▸ EXERCISE TASK: From the listing below, extract every line containing "with".

________________________________________

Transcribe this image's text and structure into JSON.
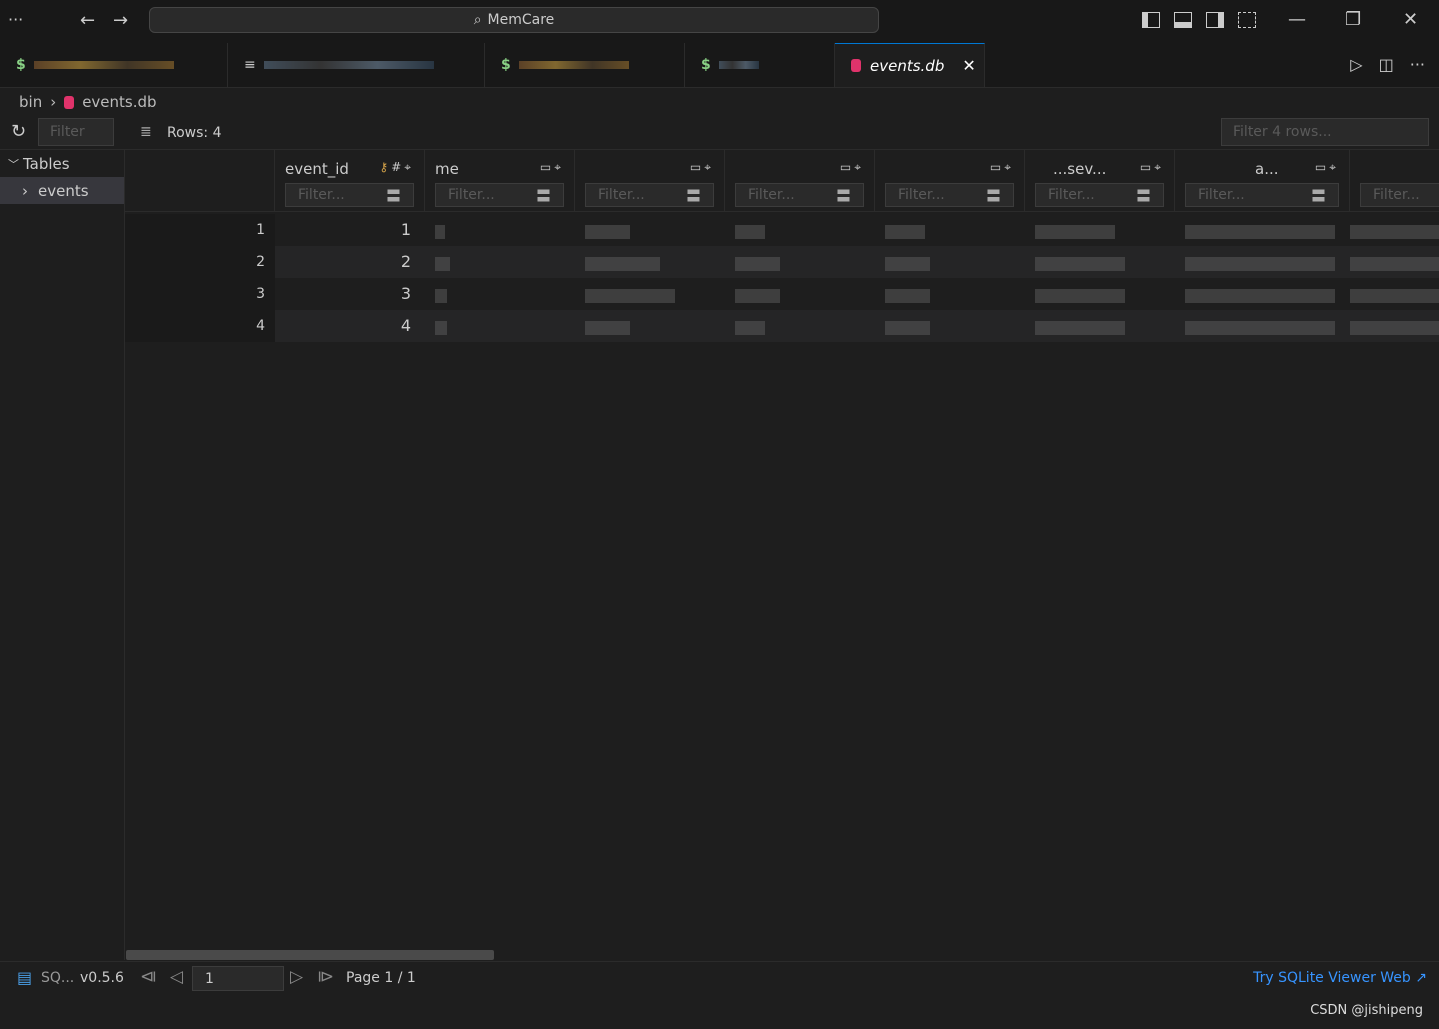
{
  "titlebar": {
    "menu_icon": "more-horizontal-icon",
    "search_label": "MemCare"
  },
  "tabs": [
    {
      "icon": "dollar-terminal-icon",
      "label": ""
    },
    {
      "icon": "list-icon",
      "label": ""
    },
    {
      "icon": "dollar-terminal-icon",
      "label": ""
    },
    {
      "icon": "dollar-terminal-icon",
      "label": ""
    },
    {
      "icon": "database-icon",
      "label": "events.db",
      "active": true
    }
  ],
  "breadcrumb": {
    "folder": "bin",
    "file": "events.db"
  },
  "toolbar": {
    "filter_placeholder": "Filter",
    "rows_label": "Rows: 4",
    "row_filter_placeholder": "Filter 4 rows..."
  },
  "sidebar": {
    "section": "Tables",
    "items": [
      "events"
    ]
  },
  "grid": {
    "columns": [
      {
        "name": "event_id",
        "filter": "Filter..."
      },
      {
        "name": "me",
        "filter": "Filter..."
      },
      {
        "name": "",
        "filter": "Filter..."
      },
      {
        "name": "",
        "filter": "Filter..."
      },
      {
        "name": "",
        "filter": "Filter..."
      },
      {
        "name": "...sev...",
        "filter": "Filter..."
      },
      {
        "name": "a...",
        "filter": "Filter..."
      },
      {
        "name": "",
        "filter": "Filter..."
      }
    ],
    "rows": [
      {
        "num": "1",
        "event_id": "1"
      },
      {
        "num": "2",
        "event_id": "2"
      },
      {
        "num": "3",
        "event_id": "3"
      },
      {
        "num": "4",
        "event_id": "4"
      }
    ]
  },
  "status": {
    "extension": "SQ...",
    "version": "v0.5.6",
    "page_value": "1",
    "page_label": "Page 1 / 1",
    "web_link": "Try SQLite Viewer Web ↗"
  },
  "watermark": "CSDN @jishipeng"
}
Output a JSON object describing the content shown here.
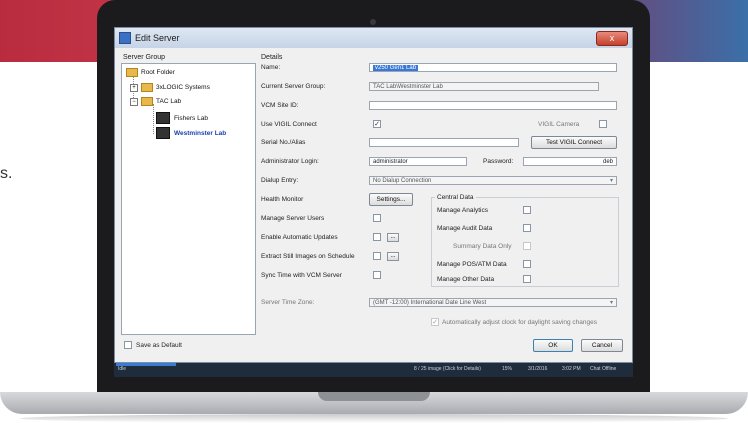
{
  "page": {
    "side_text": "s."
  },
  "window": {
    "title": "Edit Server",
    "close_label": "x"
  },
  "server_group": {
    "label": "Server Group",
    "tree": [
      {
        "label": "Root Folder",
        "type": "folder",
        "expander": ""
      },
      {
        "label": "3xLOGIC Systems",
        "type": "folder",
        "expander": "+"
      },
      {
        "label": "TAC Lab",
        "type": "folder",
        "expander": "−"
      },
      {
        "label": "Fishers Lab",
        "type": "server",
        "expander": ""
      },
      {
        "label": "Westminster Lab",
        "type": "server",
        "expander": "",
        "selected": true
      }
    ],
    "save_default_label": "Save as Default"
  },
  "details": {
    "label": "Details",
    "name_label": "Name:",
    "name_value": "v250 Gen1 Lab",
    "current_group_label": "Current Server Group:",
    "current_group_value": "TAC Lab\\Westminster Lab",
    "vcm_site_label": "VCM Site ID:",
    "vcm_site_value": "",
    "use_vigil_label": "Use VIGIL Connect",
    "use_vigil_checked": "✓",
    "vigil_camera_label": "VIGIL Camera",
    "serial_label": "Serial No./Alias",
    "serial_value": "",
    "test_vigil_label": "Test VIGIL Connect",
    "admin_login_label": "Administrator Login:",
    "admin_login_value": "administrator",
    "password_label": "Password:",
    "password_value": "deb",
    "dialup_label": "Dialup Entry:",
    "dialup_value": "No Dialup Connection",
    "health_monitor_label": "Health Monitor",
    "settings_button": "Settings...",
    "manage_users_label": "Manage Server Users",
    "auto_updates_label": "Enable Automatic Updates",
    "extract_images_label": "Extract Still Images on Schedule",
    "sync_time_label": "Sync Time with VCM Server",
    "ellipsis": "...",
    "central_data": {
      "label": "Central Data",
      "items": [
        {
          "label": "Manage Analytics",
          "disabled": false
        },
        {
          "label": "Manage Audit Data",
          "disabled": false
        },
        {
          "label": "Summary Data Only",
          "disabled": true
        },
        {
          "label": "Manage POS/ATM Data",
          "disabled": false
        },
        {
          "label": "Manage Other Data",
          "disabled": false
        }
      ]
    },
    "timezone_label": "Server Time Zone:",
    "timezone_value": "(GMT -12:00) International Date Line West",
    "dst_label": "Automatically adjust clock for daylight saving changes",
    "dst_checked": "✓"
  },
  "footer": {
    "ok_label": "OK",
    "cancel_label": "Cancel"
  },
  "taskbar": {
    "left_text": "Idle",
    "status_text": "8 / 25 image (Click for Details)",
    "percent_text": "15%",
    "date_text": "3/1/2016",
    "time_text": "3:02 PM",
    "user_text": "Chat Offline"
  },
  "colors": {
    "selection": "#3978d6",
    "link_blue": "#1a3fb0",
    "titlebar": "#c5d4e6"
  }
}
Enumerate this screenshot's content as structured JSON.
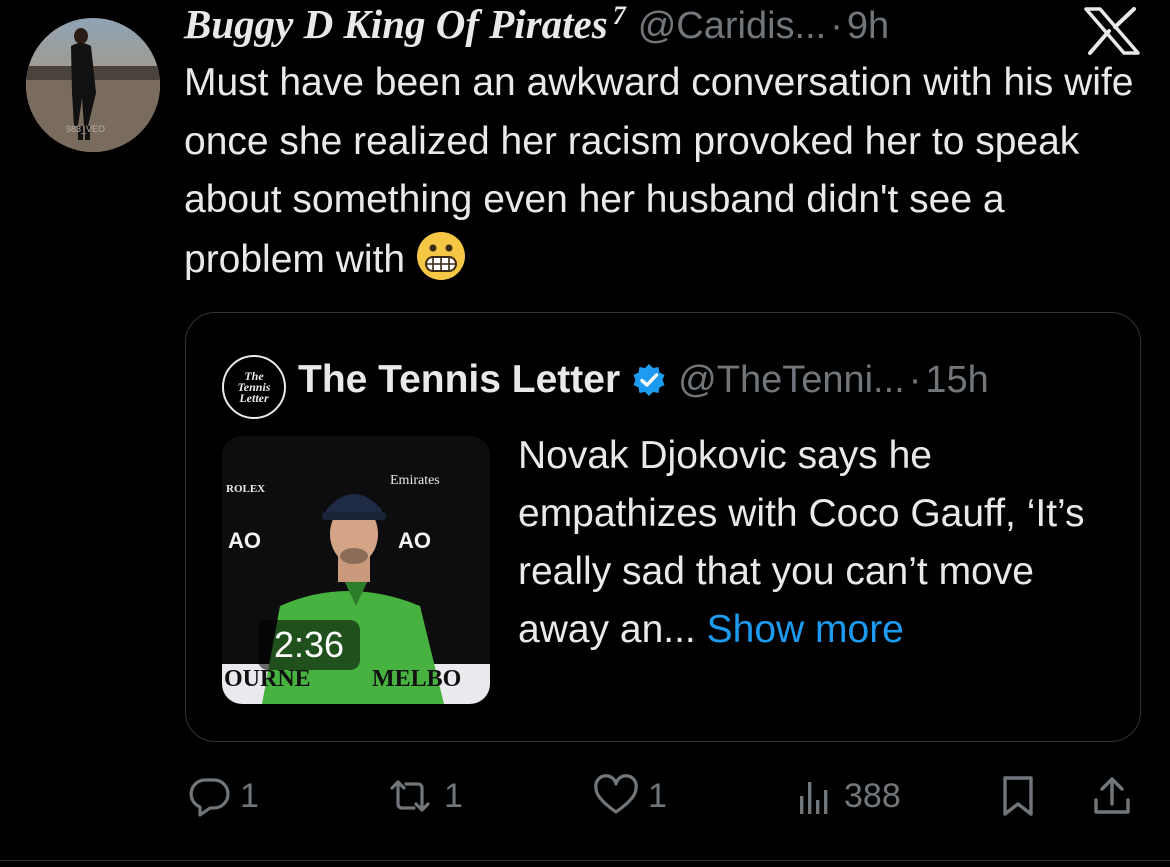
{
  "tweet": {
    "author_name": "Buggy D King Of Pirates",
    "author_superscript": "7",
    "handle": "@Caridis...",
    "separator": "·",
    "time": "9h",
    "text": "Must have been an awkward conversation with his wife once she realized her racism provoked her to speak about something even her husband didn't see a problem with",
    "emoji": "grimacing-face-emoji",
    "avatar_caption": "983_VEO"
  },
  "quote": {
    "avatar_text": [
      "The",
      "Tennis",
      "Letter"
    ],
    "author_name": "The Tennis Letter",
    "verified_color": "#1d9bf0",
    "handle": "@TheTenni...",
    "separator": "·",
    "time": "15h",
    "text": "Novak Djokovic says he empathizes with Coco Gauff, ‘It’s really sad that you can’t move away an...",
    "show_more": "Show more",
    "video_duration": "2:36",
    "video_overlay_texts": {
      "rolex": "ROLEX",
      "emirates": "Emirates",
      "ao_left": "AO",
      "ao_right": "AO",
      "melbourne": "OURNE",
      "melbourne2": "MELBO"
    }
  },
  "actions": {
    "replies": "1",
    "reposts": "1",
    "likes": "1",
    "views": "388"
  },
  "colors": {
    "background": "#000000",
    "text": "#e7e9ea",
    "muted": "#71767b",
    "link": "#1d9bf0",
    "border": "#2f3336"
  }
}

________________________________________

▸ REPLY TO THE EXERCISE:
    "sync_time_label": "Sync Time with VCM Server",
    "text": "Must have been an awkward conversation with his wife once she realized her racism provoked her to speak about something even her husband didn't see a problem with",
    "text": "Novak Djokovic says he empathizes with Coco Gauff, ‘It’s really sad that you can’t move away an...",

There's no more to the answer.